* _PROBLEM TO WORK ON_
Gather all lines in the entries below that include the word "حامد".

* _PROVIDED MATERIAL_
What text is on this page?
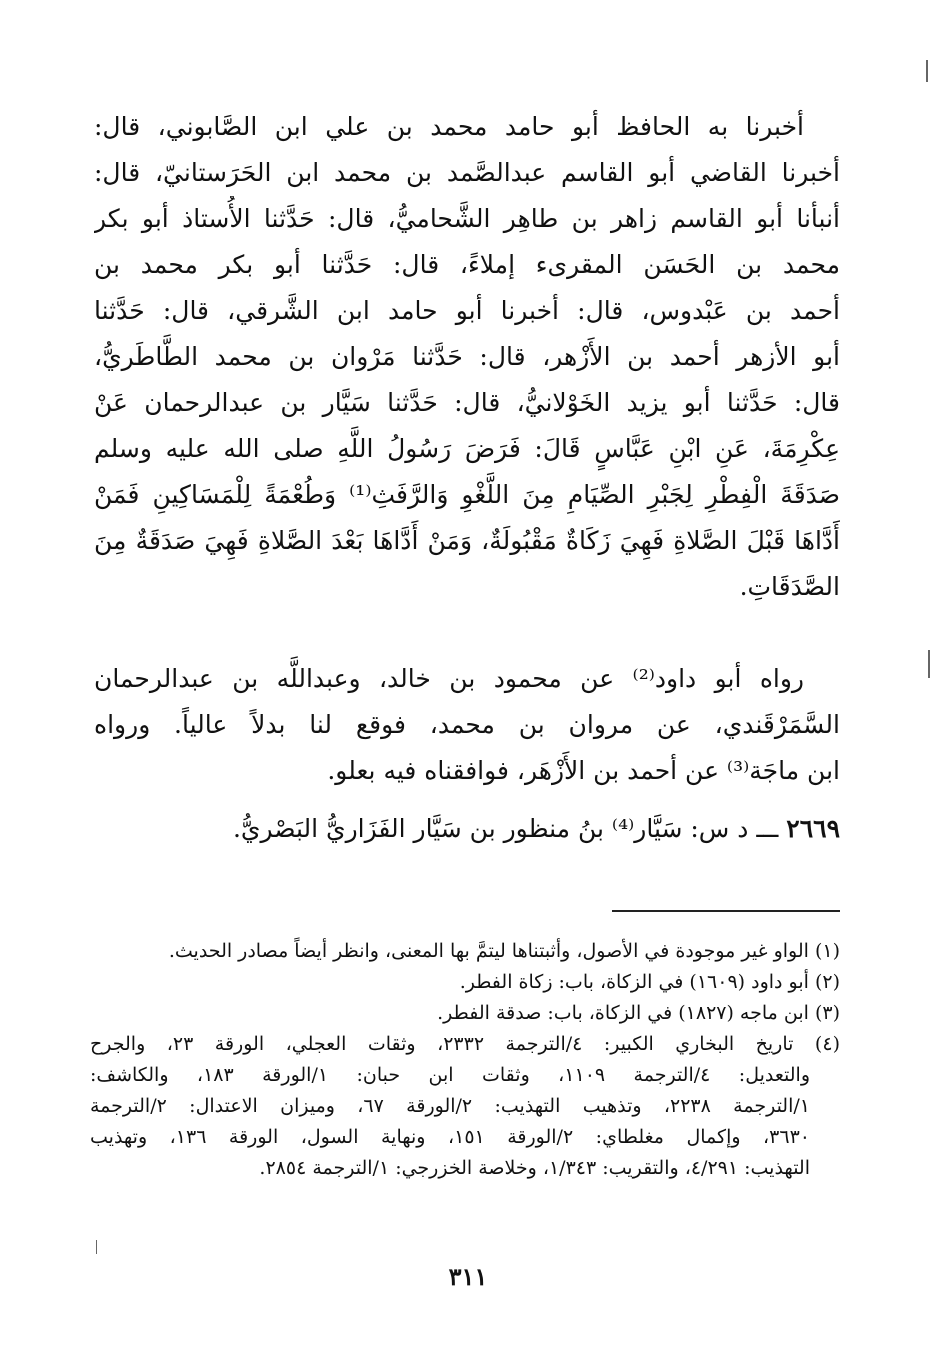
أخبرنا به الحافظ أبو حامد محمد بن علي ابن الصَّابوني، قال:
أخبرنا القاضي أبو القاسم عبدالصَّمد بن محمد ابن الحَرَستانيّ، قال:
أنبأنا أبو القاسم زاهر بن طاهِر الشَّحاميُّ، قال: حَدَّثنا الأُستاذ أبو بكر
محمد بن الحَسَن المقرىء إملاءً، قال: حَدَّثنا أبو بكر محمد بن
أحمد بن عَبْدوس، قال: أخبرنا أبو حامد ابن الشَّرقي، قال: حَدَّثنا
أبو الأزهر أحمد بن الأَزْهر، قال: حَدَّثنا مَرْوان بن محمد الطَّاطَريُّ،
قال: حَدَّثنا أبو يزيد الخَوْلانيُّ، قال: حَدَّثنا سَيَّار بن عبدالرحمان عَنْ
عِكْرِمَةَ، عَنِ ابْنِ عَبَّاسٍ قَالَ: فَرَضَ رَسُولُ اللَّهِ صلى الله عليه وسلم
صَدَقَةَ الْفِطْرِ لِجَبْرِ الصِّيَامِ مِنَ اللَّغْوِ وَالرَّفَثِ⁽¹⁾ وَطُعْمَةً لِلْمَسَاكِينِ فَمَنْ
أَدَّاهَا قَبْلَ الصَّلاةِ فَهِيَ زَكَاةٌ مَقْبُولَةٌ، وَمَنْ أَدَّاهَا بَعْدَ الصَّلاةِ فَهِيَ صَدَقَةٌ مِنَ
الصَّدَقَاتِ.
رواه أبو داود⁽²⁾ عن محمود بن خالد، وعبداللَّه بن عبدالرحمان
السَّمَرْقَندي، عن مروان بن محمد، فوقع لنا بدلاً عالياً. ورواه
ابن ماجَة⁽³⁾ عن أحمد بن الأَزْهَر، فوافقناه فيه بعلو.
٢٦٦٩ ـــ د س: سَيَّار⁽⁴⁾ بنُ منظور بن سَيَّار الفَزَاريُّ البَصْريُّ.
(١) الواو غير موجودة في الأصول، وأثبتناها ليتمَّ بها المعنى، وانظر أيضاً مصادر الحديث.
(٢) أبو داود (١٦٠٩) في الزكاة، باب: زكاة الفطر.
(٣) ابن ماجه (١٨٢٧) في الزكاة، باب: صدقة الفطر.
(٤) تاريخ البخاري الكبير: ٤/الترجمة ٢٣٣٢، وثقات العجلي، الورقة ٢٣، والجرح
والتعديل: ٤/الترجمة ١١٠٩، وثقات ابن حبان: ١/الورقة ١٨٣، والكاشف:
١/الترجمة ٢٢٣٨، وتذهيب التهذيب: ٢/الورقة ٦٧، وميزان الاعتدال: ٢/الترجمة
٣٦٣٠، وإكمال مغلطاي: ٢/الورقة ١٥١، ونهاية السول، الورقة ١٣٦، وتهذيب
التهذيب: ٤/٢٩١، والتقريب: ١/٣٤٣، وخلاصة الخزرجي: ١/الترجمة ٢٨٥٤.
٣١١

* _FULL SOLUTION_
أخبرنا به الحافظ أبو حامد محمد بن علي ابن الصَّابوني، قال:
أحمد بن عَبْدوس، قال: أخبرنا أبو حامد ابن الشَّرقي، قال: حَدَّثنا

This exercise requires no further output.